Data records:
* START *

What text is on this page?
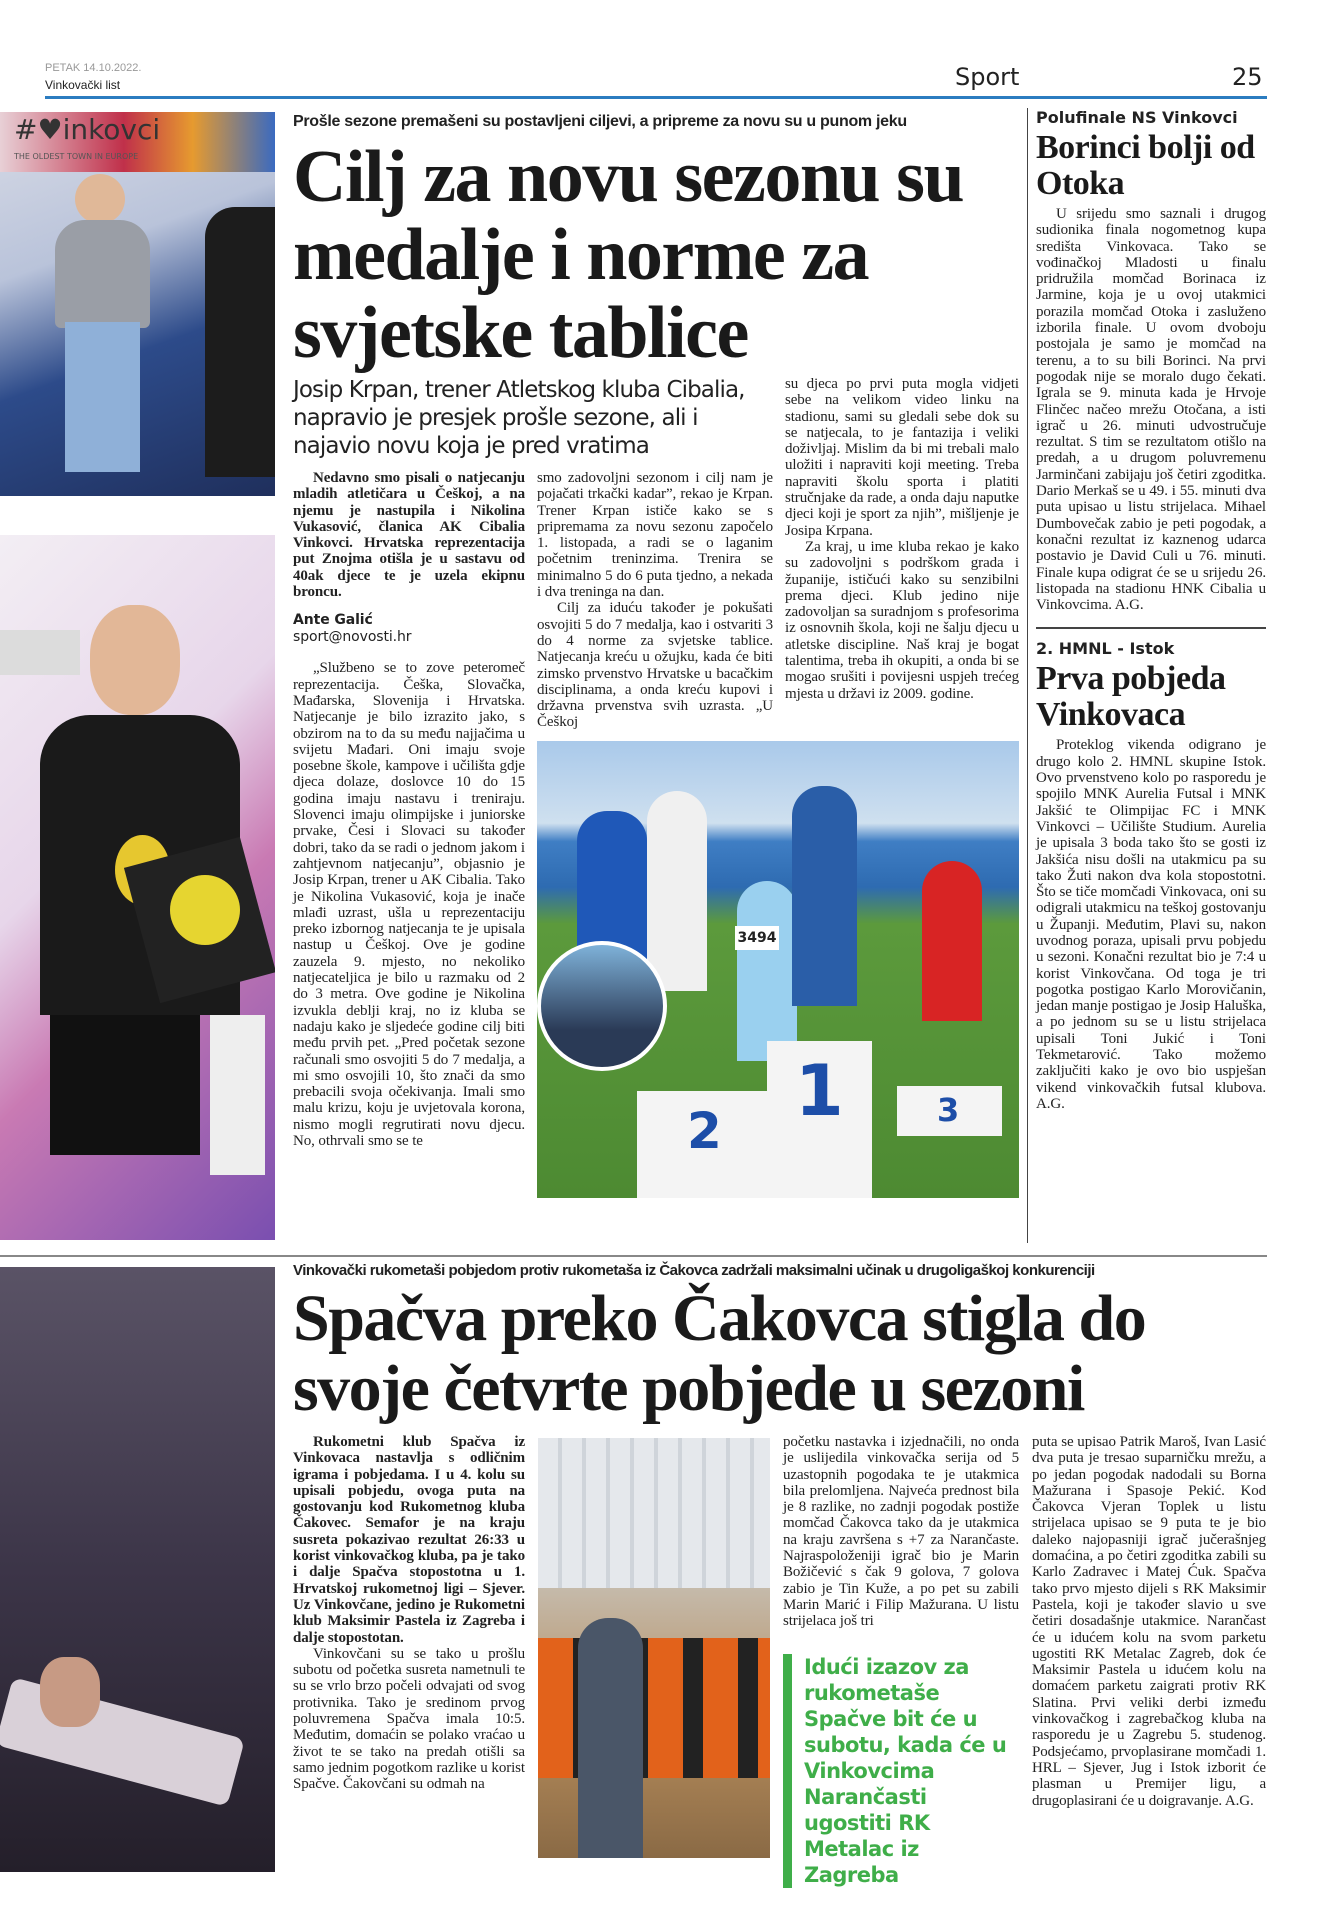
PETAK 14.10.2022.
Vinkovački list	Sport	25
#♥inkovci
THE OLDEST TOWN IN EUROPE
Prošle sezone premašeni su postavljeni ciljevi, a pripreme za novu su u punom jeku
Cilj za novu sezonu su medalje i norme za svjetske tablice
Josip Krpan, trener Atletskog kluba Cibalia, napravio je presjek prošle sezone, ali i najavio novu koja je pred vratima

Nedavno smo pisali o natjecanju mladih atletičara u Češkoj, a na njemu je nastupila i Nikolina Vukasović, članica AK Cibalia Vinkovci. Hrvatska reprezentacija put Znojma otišla je u sastavu od 40ak djece te je uzela ekipnu broncu.

Ante Galić
sport@novosti.hr

„Službeno se to zove peteromeč reprezentacija. Češka, Slovačka, Mađarska, Slovenija i Hrvatska. Natjecanje je bilo izrazito jako, s obzirom na to da su među najjačima u svijetu Mađari. Oni imaju svoje posebne škole, kampove i učilišta gdje djeca dolaze, doslovce 10 do 15 godina imaju nastavu i treniraju. Slovenci imaju olimpijske i juniorske prvake, Česi i Slovaci su također dobri, tako da se radi o jednom jakom i zahtjevnom natjecanju”, objasnio je Josip Krpan, trener u AK Cibalia. Tako je Nikolina Vukasović, koja je inače mlađi uzrast, ušla u reprezentaciju preko izbornog natjecanja te je upisala nastup u Češkoj. Ove je godine zauzela 9. mjesto, no nekoliko natjecateljica je bilo u razmaku od 2 do 3 metra. Ove godine je Nikolina izvukla deblji kraj, no iz kluba se nadaju kako je sljedeće godine cilj biti među prvih pet. „Pred početak sezone računali smo osvojiti 5 do 7 medalja, a mi smo osvojili 10, što znači da smo prebacili svoja očekivanja. Imali smo malu krizu, koju je uvjetovala korona, nismo mogli regrutirati novu djecu. No, othrvali smo se te

smo zadovoljni sezonom i cilj nam je pojačati trkački kadar”, rekao je Krpan. Trener Krpan ističe kako se s pripremama za novu sezonu započelo 1. listopada, a radi se o laganim početnim treninzima. Trenira se minimalno 5 do 6 puta tjedno, a nekada i dva treninga na dan.

Cilj za iduću također je pokušati osvojiti 5 do 7 medalja, kao i ostvariti 3 do 4 norme za svjetske tablice. Natjecanja kreću u ožujku, kada će biti zimsko prvenstvo Hrvatske u bacačkim disciplinama, a onda kreću kupovi i državna prvenstva svih uzrasta. „U Češkoj

su djeca po prvi puta mogla vidjeti sebe na velikom video linku na stadionu, sami su gledali sebe dok su se natjecala, to je fantazija i veliki doživljaj. Mislim da bi mi trebali malo uložiti i napraviti koji meeting. Treba napraviti školu sporta i platiti stručnjake da rade, a onda daju naputke djeci koji je sport za njih”, mišljenje je Josipa Krpana.

Za kraj, u ime kluba rekao je kako su zadovoljni s podrškom grada i županije, ističući kako su senzibilni prema djeci. Klub jedino nije zadovoljan sa suradnjom s profesorima iz osnovnih škola, koji ne šalju djecu u atletske discipline. Naš kraj je bogat talentima, treba ih okupiti, a onda bi se mogao srušiti i povijesni uspjeh trećeg mjesta u državi iz 2009. godine.

3494
1
2	3
Polufinale NS Vinkovci
Borinci bolji od Otoka

U srijedu smo saznali i drugog sudionika finala nogometnog kupa središta Vinkovaca. Tako se vođinačkoj Mladosti u finalu pridružila momčad Borinaca iz Jarmine, koja je u ovoj utakmici porazila momčad Otoka i zasluženo izborila finale. U ovom dvoboju postojala je samo je momčad na terenu, a to su bili Borinci. Na prvi pogodak nije se moralo dugo čekati. Igrala se 9. minuta kada je Hrvoje Flinčec načeo mrežu Otočana, a isti igrač u 26. minuti udvostručuje rezultat. S tim se rezultatom otišlo na predah, a u drugom poluvremenu Jarminčani zabijaju još četiri zgoditka. Dario Merkaš se u 49. i 55. minuti dva puta upisao u listu strijelaca. Mihael Dumbovečak zabio je peti pogodak, a konačni rezultat iz kaznenog udarca postavio je David Culi u 76. minuti. Finale kupa odigrat će se u srijedu 26. listopada na stadionu HNK Cibalia u Vinkovcima. A.G.

2. HMNL - Istok
Prva pobjeda Vinkovaca

Proteklog vikenda odigrano je drugo kolo 2. HMNL skupine Istok. Ovo prvenstveno kolo po rasporedu je spojilo MNK Aurelia Futsal i MNK Jakšić te Olimpijac FC i MNK Vinkovci – Učilište Studium. Aurelia je upisala 3 boda tako što se gosti iz Jakšića nisu došli na utakmicu pa su tako Žuti nakon dva kola stopostotni. Što se tiče momčadi Vinkovaca, oni su odigrali utakmicu na teškoj gostovanju u Županji. Međutim, Plavi su, nakon uvodnog poraza, upisali prvu pobjedu u sezoni. Konačni rezultat bio je 7:4 u korist Vinkovčana. Od toga je tri pogotka postigao Karlo Morovičanin, jedan manje postigao je Josip Haluška, a po jednom su se u listu strijelaca upisali Toni Jukić i Toni Tekmetarović. Tako možemo zaključiti kako je ovo bio uspješan vikend vinkovačkih futsal klubova. A.G.

Vinkovački rukometaši pobjedom protiv rukometaša iz Čakovca zadržali maksimalni učinak u drugoligaškoj konkurenciji
Spačva preko Čakovca stigla do svoje četvrte pobjede u sezoni

Rukometni klub Spačva iz Vinkovaca nastavlja s odličnim igrama i pobjedama. I u 4. kolu su upisali pobjedu, ovoga puta na gostovanju kod Rukometnog kluba Čakovec. Semafor je na kraju susreta pokazivao rezultat 26:33 u korist vinkovačkog kluba, pa je tako i dalje Spačva stopostotna u 1. Hrvatskoj rukometnoj ligi – Sjever. Uz Vinkovčane, jedino je Rukometni klub Maksimir Pastela iz Zagreba i dalje stopostotan.

Vinkovčani su se tako u prošlu subotu od početka susreta nametnuli te su se vrlo brzo počeli odvajati od svog protivnika. Tako je sredinom prvog poluvremena Spačva imala 10:5. Međutim, domaćin se polako vraćao u život te se tako na predah otišli sa samo jednim pogotkom razlike u korist Spačve. Čakovčani su odmah na

početku nastavka i izjednačili, no onda je uslijedila vinkovačka serija od 5 uzastopnih pogodaka te je utakmica bila prelomljena. Najveća prednost bila je 8 razlike, no zadnji pogodak postiže momčad Čakovca tako da je utakmica na kraju završena s +7 za Narančaste. Najraspoloženiji igrač bio je Marin Božičević s čak 9 golova, 7 golova zabio je Tin Kuže, a po pet su zabili Marin Marić i Filip Mažurana. U listu strijelaca još tri

Idući izazov za rukometaše Spačve bit će u subotu, kada će u Vinkovcima Narančasti ugostiti RK Metalac iz Zagreba

puta se upisao Patrik Maroš, Ivan Lasić dva puta je tresao suparničku mrežu, a po jedan pogodak nadodali su Borna Mažurana i Spasoje Pekić. Kod Čakovca Vjeran Toplek u listu strijelaca upisao se 9 puta te je bio daleko najopasniji igrač jučerašnjeg domaćina, a po četiri zgoditka zabili su Karlo Zadravec i Matej Ćuk. Spačva tako prvo mjesto dijeli s RK Maksimir Pastela, koji je također slavio u sve četiri dosadašnje utakmice. Narančast će u idućem kolu na svom parketu ugostiti RK Metalac Zagreb, dok će Maksimir Pastela u idućem kolu na domaćem parketu zaigrati protiv RK Slatina. Prvi veliki derbi između vinkovačkog i zagrebačkog kluba na rasporedu je u Zagrebu 5. studenog. Podsjećamo, prvoplasirane momčadi 1. HRL – Sjever, Jug i Istok izborit će plasman u Premijer ligu, a drugoplasirani će u doigravanje. A.G.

* END *

AIM OF THE EXERCISE
Without the pictures, write out the whole listing above exactly as it appears.

EXERCISE RESPONSE
What text is on this page?
PETAK 14.10.2022.
Vinkovački list	Sport	25
#♥inkovci
THE OLDEST TOWN IN EUROPE
Prošle sezone premašeni su postavljeni ciljevi, a pripreme za novu su u punom jeku
Cilj za novu sezonu su medalje i norme za svjetske tablice
Josip Krpan, trener Atletskog kluba Cibalia, napravio je presjek prošle sezone, ali i najavio novu koja je pred vratima

Nedavno smo pisali o natjecanju mladih atletičara u Češkoj, a na njemu je nastupila i Nikolina Vukasović, članica AK Cibalia Vinkovci. Hrvatska reprezentacija put Znojma otišla je u sastavu od 40ak djece te je uzela ekipnu broncu.

Ante Galić
sport@novosti.hr

„Službeno se to zove peteromeč reprezentacija. Češka, Slovačka, Mađarska, Slovenija i Hrvatska. Natjecanje je bilo izrazito jako, s obzirom na to da su među najjačima u svijetu Mađari. Oni imaju svoje posebne škole, kampove i učilišta gdje djeca dolaze, doslovce 10 do 15 godina imaju nastavu i treniraju. Slovenci imaju olimpijske i juniorske prvake, Česi i Slovaci su također dobri, tako da se radi o jednom jakom i zahtjevnom natjecanju”, objasnio je Josip Krpan, trener u AK Cibalia. Tako je Nikolina Vukasović, koja je inače mlađi uzrast, ušla u reprezentaciju preko izbornog natjecanja te je upisala nastup u Češkoj. Ove je godine zauzela 9. mjesto, no nekoliko natjecateljica je bilo u razmaku od 2 do 3 metra. Ove godine je Nikolina izvukla deblji kraj, no iz kluba se nadaju kako je sljedeće godine cilj biti među prvih pet. „Pred početak sezone računali smo osvojiti 5 do 7 medalja, a mi smo osvojili 10, što znači da smo prebacili svoja očekivanja. Imali smo malu krizu, koju je uvjetovala korona, nismo mogli regrutirati novu djecu. No, othrvali smo se te

smo zadovoljni sezonom i cilj nam je pojačati trkački kadar”, rekao je Krpan. Trener Krpan ističe kako se s pripremama za novu sezonu započelo 1. listopada, a radi se o laganim početnim treninzima. Trenira se minimalno 5 do 6 puta tjedno, a nekada i dva treninga na dan.

Cilj za iduću također je pokušati osvojiti 5 do 7 medalja, kao i ostvariti 3 do 4 norme za svjetske tablice. Natjecanja kreću u ožujku, kada će biti zimsko prvenstvo Hrvatske u bacačkim disciplinama, a onda kreću kupovi i državna prvenstva svih uzrasta. „U Češkoj

su djeca po prvi puta mogla vidjeti sebe na velikom video linku na stadionu, sami su gledali sebe dok su se natjecala, to je fantazija i veliki doživljaj. Mislim da bi mi trebali malo uložiti i napraviti koji meeting. Treba napraviti školu sporta i platiti stručnjake da rade, a onda daju naputke djeci koji je sport za njih”, mišljenje je Josipa Krpana.

Za kraj, u ime kluba rekao je kako su zadovoljni s podrškom grada i županije, ističući kako su senzibilni prema djeci. Klub jedino nije zadovoljan sa suradnjom s profesorima iz osnovnih škola, koji ne šalju djecu u atletske discipline. Naš kraj je bogat talentima, treba ih okupiti, a onda bi se mogao srušiti i povijesni uspjeh trećeg mjesta u državi iz 2009. godine.

3494
1
2	3
Polufinale NS Vinkovci
Borinci bolji od Otoka

U srijedu smo saznali i drugog sudionika finala nogometnog kupa središta Vinkovaca. Tako se vođinačkoj Mladosti u finalu pridružila momčad Borinaca iz Jarmine, koja je u ovoj utakmici porazila momčad Otoka i zasluženo izborila finale. U ovom dvoboju postojala je samo je momčad na terenu, a to su bili Borinci. Na prvi pogodak nije se moralo dugo čekati. Igrala se 9. minuta kada je Hrvoje Flinčec načeo mrežu Otočana, a isti igrač u 26. minuti udvostručuje rezultat. S tim se rezultatom otišlo na predah, a u drugom poluvremenu Jarminčani zabijaju još četiri zgoditka. Dario Merkaš se u 49. i 55. minuti dva puta upisao u listu strijelaca. Mihael Dumbovečak zabio je peti pogodak, a konačni rezultat iz kaznenog udarca postavio je David Culi u 76. minuti. Finale kupa odigrat će se u srijedu 26. listopada na stadionu HNK Cibalia u Vinkovcima. A.G.

2. HMNL - Istok
Prva pobjeda Vinkovaca

Proteklog vikenda odigrano je drugo kolo 2. HMNL skupine Istok. Ovo prvenstveno kolo po rasporedu je spojilo MNK Aurelia Futsal i MNK Jakšić te Olimpijac FC i MNK Vinkovci – Učilište Studium. Aurelia je upisala 3 boda tako što se gosti iz Jakšića nisu došli na utakmicu pa su tako Žuti nakon dva kola stopostotni. Što se tiče momčadi Vinkovaca, oni su odigrali utakmicu na teškoj gostovanju u Županji. Međutim, Plavi su, nakon uvodnog poraza, upisali prvu pobjedu u sezoni. Konačni rezultat bio je 7:4 u korist Vinkovčana. Od toga je tri pogotka postigao Karlo Morovičanin, jedan manje postigao je Josip Haluška, a po jednom su se u listu strijelaca upisali Toni Jukić i Toni Tekmetarović. Tako možemo zaključiti kako je ovo bio uspješan vikend vinkovačkih futsal klubova. A.G.

Vinkovački rukometaši pobjedom protiv rukometaša iz Čakovca zadržali maksimalni učinak u drugoligaškoj konkurenciji
Spačva preko Čakovca stigla do svoje četvrte pobjede u sezoni

Rukometni klub Spačva iz Vinkovaca nastavlja s odličnim igrama i pobjedama. I u 4. kolu su upisali pobjedu, ovoga puta na gostovanju kod Rukometnog kluba Čakovec. Semafor je na kraju susreta pokazivao rezultat 26:33 u korist vinkovačkog kluba, pa je tako i dalje Spačva stopostotna u 1. Hrvatskoj rukometnoj ligi – Sjever. Uz Vinkovčane, jedino je Rukometni klub Maksimir Pastela iz Zagreba i dalje stopostotan.

Vinkovčani su se tako u prošlu subotu od početka susreta nametnuli te su se vrlo brzo počeli odvajati od svog protivnika. Tako je sredinom prvog poluvremena Spačva imala 10:5. Međutim, domaćin se polako vraćao u život te se tako na predah otišli sa samo jednim pogotkom razlike u korist Spačve. Čakovčani su odmah na

početku nastavka i izjednačili, no onda je uslijedila vinkovačka serija od 5 uzastopnih pogodaka te je utakmica bila prelomljena. Najveća prednost bila je 8 razlike, no zadnji pogodak postiže momčad Čakovca tako da je utakmica na kraju završena s +7 za Narančaste. Najraspoloženiji igrač bio je Marin Božičević s čak 9 golova, 7 golova zabio je Tin Kuže, a po pet su zabili Marin Marić i Filip Mažurana. U listu strijelaca još tri

Idući izazov za rukometaše Spačve bit će u subotu, kada će u Vinkovcima Narančasti ugostiti RK Metalac iz Zagreba

puta se upisao Patrik Maroš, Ivan Lasić dva puta je tresao suparničku mrežu, a po jedan pogodak nadodali su Borna Mažurana i Spasoje Pekić. Kod Čakovca Vjeran Toplek u listu strijelaca upisao se 9 puta te je bio daleko najopasniji igrač jučerašnjeg domaćina, a po četiri zgoditka zabili su Karlo Zadravec i Matej Ćuk. Spačva tako prvo mjesto dijeli s RK Maksimir Pastela, koji je također slavio u sve četiri dosadašnje utakmice. Narančast će u idućem kolu na svom parketu ugostiti RK Metalac Zagreb, dok će Maksimir Pastela u idućem kolu na domaćem parketu zaigrati protiv RK Slatina. Prvi veliki derbi između vinkovačkog i zagrebačkog kluba na rasporedu je u Zagrebu 5. studenog. Podsjećamo, prvoplasirane momčadi 1. HRL – Sjever, Jug i Istok izborit će plasman u Premijer ligu, a drugoplasirani će u doigravanje. A.G.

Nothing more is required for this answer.